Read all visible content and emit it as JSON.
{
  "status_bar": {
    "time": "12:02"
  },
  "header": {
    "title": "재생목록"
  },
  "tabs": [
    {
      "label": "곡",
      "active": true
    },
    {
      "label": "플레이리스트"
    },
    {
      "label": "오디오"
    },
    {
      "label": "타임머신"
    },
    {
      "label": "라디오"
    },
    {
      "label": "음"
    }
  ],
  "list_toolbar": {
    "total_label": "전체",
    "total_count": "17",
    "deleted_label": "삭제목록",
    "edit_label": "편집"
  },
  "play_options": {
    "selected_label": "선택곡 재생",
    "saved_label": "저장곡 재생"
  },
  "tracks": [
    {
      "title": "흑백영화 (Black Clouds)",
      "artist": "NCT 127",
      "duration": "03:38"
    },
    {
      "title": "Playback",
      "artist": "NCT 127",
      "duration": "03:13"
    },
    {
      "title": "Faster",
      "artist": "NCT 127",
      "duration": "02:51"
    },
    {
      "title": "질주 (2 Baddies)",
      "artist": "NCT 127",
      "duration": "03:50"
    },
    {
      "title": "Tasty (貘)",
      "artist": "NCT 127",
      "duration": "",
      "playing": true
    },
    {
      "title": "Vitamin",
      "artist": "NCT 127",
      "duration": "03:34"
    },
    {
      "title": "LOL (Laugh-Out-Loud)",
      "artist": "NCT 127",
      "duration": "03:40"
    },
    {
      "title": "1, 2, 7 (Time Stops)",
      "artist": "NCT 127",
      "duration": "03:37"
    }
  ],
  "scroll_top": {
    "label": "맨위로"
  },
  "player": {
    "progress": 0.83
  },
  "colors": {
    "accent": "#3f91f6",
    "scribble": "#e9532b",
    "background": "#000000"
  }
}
###
# [Given request]
Gather each line holding the string "title".

# [Output of the exercise]
    "title": "재생목록"
      "title": "흑백영화 (Black Clouds)",
      "title": "Playback",
      "title": "Faster",
      "title": "질주 (2 Baddies)",
      "title": "Tasty (貘)",
      "title": "Vitamin",
      "title": "LOL (Laugh-Out-Loud)",
      "title": "1, 2, 7 (Time Stops)",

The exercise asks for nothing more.